Dataset records
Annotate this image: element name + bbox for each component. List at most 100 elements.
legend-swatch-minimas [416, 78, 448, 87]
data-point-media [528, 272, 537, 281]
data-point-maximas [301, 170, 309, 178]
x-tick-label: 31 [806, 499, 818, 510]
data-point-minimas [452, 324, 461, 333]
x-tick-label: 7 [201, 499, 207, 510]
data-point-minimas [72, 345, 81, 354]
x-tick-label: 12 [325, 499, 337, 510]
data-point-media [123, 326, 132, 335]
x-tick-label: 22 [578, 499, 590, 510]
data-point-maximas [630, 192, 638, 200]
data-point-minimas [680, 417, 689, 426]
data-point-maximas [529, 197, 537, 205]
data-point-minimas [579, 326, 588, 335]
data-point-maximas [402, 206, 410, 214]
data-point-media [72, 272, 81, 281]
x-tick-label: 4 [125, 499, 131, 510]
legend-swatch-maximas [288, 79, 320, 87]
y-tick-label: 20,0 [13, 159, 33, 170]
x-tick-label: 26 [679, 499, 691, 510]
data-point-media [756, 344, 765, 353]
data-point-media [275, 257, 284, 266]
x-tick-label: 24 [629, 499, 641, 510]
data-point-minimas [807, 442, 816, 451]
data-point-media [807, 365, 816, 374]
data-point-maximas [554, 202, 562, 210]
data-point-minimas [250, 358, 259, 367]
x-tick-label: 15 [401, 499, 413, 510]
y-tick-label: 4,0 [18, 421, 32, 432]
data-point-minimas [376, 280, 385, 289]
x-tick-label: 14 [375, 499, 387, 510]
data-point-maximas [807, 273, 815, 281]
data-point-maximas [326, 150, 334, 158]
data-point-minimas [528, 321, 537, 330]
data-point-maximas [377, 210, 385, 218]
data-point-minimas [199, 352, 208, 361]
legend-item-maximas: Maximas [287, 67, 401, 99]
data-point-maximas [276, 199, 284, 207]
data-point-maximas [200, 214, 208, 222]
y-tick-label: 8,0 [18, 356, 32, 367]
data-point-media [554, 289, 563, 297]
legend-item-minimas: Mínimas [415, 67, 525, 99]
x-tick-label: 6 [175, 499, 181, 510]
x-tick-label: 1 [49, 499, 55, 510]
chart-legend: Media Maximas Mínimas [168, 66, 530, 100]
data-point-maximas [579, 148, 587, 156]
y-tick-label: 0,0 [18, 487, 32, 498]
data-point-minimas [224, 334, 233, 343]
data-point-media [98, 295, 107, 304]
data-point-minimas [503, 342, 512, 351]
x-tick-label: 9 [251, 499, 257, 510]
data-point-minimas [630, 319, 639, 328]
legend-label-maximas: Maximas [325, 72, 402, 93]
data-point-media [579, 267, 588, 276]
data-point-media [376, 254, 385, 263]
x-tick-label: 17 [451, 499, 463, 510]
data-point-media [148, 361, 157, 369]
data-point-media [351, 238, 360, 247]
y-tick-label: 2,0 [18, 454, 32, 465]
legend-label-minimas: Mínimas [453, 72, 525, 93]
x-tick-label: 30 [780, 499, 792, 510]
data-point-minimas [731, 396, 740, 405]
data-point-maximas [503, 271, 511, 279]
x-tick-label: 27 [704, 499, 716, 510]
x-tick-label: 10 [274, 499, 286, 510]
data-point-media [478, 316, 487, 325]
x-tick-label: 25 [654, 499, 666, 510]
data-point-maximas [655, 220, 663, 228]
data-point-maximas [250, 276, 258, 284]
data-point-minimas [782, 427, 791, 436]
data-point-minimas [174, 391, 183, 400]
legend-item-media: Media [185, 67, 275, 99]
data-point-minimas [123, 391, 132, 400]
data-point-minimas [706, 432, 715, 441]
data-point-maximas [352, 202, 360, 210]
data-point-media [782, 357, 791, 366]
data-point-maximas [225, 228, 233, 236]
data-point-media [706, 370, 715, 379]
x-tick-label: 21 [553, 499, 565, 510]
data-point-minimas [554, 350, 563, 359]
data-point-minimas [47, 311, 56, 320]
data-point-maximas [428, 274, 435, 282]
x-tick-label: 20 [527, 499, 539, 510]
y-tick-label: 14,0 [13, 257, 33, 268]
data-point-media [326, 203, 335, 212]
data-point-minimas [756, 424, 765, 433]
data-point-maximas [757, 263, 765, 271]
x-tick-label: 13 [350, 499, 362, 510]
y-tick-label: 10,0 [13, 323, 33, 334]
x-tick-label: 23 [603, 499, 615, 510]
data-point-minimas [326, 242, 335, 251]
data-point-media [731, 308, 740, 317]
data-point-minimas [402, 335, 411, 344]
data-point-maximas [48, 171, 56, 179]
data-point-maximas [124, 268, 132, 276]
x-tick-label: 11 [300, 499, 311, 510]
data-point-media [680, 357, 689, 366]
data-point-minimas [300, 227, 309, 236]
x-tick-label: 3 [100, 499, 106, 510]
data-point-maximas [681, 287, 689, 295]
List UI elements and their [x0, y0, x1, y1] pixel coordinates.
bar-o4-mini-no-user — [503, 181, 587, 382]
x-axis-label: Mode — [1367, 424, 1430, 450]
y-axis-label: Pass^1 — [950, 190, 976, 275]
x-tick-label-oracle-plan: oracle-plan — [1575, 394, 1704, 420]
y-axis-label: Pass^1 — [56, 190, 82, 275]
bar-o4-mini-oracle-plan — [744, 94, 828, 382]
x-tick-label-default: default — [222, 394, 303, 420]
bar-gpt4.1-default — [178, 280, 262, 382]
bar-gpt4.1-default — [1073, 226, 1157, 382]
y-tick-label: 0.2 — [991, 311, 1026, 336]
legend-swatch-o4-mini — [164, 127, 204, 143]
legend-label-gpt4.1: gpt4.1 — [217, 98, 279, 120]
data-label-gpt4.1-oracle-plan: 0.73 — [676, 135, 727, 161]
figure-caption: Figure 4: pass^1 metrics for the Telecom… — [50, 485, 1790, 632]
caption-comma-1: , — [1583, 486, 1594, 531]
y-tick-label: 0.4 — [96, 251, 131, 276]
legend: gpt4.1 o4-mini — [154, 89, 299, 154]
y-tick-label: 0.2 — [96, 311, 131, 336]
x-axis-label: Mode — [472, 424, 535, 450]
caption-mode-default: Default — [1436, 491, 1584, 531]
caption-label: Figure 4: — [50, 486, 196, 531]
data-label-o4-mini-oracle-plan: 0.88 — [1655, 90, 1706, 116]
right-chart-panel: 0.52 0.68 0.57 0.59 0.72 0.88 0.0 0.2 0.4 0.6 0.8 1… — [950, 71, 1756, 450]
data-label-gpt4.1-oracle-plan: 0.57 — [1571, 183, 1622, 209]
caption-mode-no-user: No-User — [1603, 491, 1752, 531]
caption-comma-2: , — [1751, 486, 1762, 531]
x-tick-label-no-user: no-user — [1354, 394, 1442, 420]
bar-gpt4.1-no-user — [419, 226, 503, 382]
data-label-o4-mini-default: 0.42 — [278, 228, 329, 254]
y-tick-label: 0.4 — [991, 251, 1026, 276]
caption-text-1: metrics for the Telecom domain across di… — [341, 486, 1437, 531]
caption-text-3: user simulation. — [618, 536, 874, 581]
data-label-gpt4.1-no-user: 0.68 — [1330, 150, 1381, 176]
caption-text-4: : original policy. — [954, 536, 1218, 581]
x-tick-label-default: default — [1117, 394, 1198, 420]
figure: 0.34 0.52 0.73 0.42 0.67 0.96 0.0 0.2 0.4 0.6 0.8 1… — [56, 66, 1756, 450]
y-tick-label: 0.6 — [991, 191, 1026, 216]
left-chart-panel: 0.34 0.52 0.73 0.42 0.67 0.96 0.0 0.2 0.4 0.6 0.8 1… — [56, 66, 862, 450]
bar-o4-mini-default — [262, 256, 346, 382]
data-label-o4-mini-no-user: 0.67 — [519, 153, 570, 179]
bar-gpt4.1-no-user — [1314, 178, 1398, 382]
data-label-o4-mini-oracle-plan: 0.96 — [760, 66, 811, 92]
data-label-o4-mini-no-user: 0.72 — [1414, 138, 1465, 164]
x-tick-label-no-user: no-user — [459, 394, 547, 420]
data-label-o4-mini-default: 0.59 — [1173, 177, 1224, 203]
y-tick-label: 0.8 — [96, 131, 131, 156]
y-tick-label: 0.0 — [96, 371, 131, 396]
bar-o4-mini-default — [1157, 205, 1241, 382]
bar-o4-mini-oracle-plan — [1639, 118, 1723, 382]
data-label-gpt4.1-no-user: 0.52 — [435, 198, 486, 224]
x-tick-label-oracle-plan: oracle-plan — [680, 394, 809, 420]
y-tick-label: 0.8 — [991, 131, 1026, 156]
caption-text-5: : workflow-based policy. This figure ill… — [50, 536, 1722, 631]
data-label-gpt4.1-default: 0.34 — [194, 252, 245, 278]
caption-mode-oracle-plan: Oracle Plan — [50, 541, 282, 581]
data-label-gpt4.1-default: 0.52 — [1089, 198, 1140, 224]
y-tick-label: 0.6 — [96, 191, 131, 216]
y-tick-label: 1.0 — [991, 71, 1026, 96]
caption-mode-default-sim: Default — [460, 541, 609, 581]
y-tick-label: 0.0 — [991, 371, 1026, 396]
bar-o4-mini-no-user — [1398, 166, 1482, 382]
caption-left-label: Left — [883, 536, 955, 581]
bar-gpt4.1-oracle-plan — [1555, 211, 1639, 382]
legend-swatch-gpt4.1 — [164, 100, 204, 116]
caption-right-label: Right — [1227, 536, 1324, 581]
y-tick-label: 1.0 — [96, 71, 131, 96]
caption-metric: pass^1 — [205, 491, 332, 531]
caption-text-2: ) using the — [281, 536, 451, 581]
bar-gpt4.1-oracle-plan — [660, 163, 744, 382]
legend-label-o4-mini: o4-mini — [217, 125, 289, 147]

What to do
Put the entries above into a numbered list, starting with the first line and going on through the line with "data-point-maximas [630, 192, 638, 200]". Leave out any blank lines.

Output of the exercise
1. Annotate this image: element name + bbox for each component. List at most 100 elements.
2. legend-swatch-minimas [416, 78, 448, 87]
3. data-point-media [528, 272, 537, 281]
4. data-point-maximas [301, 170, 309, 178]
5. x-tick-label: 31 [806, 499, 818, 510]
6. data-point-minimas [452, 324, 461, 333]
7. x-tick-label: 7 [201, 499, 207, 510]
8. data-point-minimas [72, 345, 81, 354]
9. x-tick-label: 12 [325, 499, 337, 510]
10. data-point-media [123, 326, 132, 335]
11. x-tick-label: 22 [578, 499, 590, 510]
12. data-point-maximas [630, 192, 638, 200]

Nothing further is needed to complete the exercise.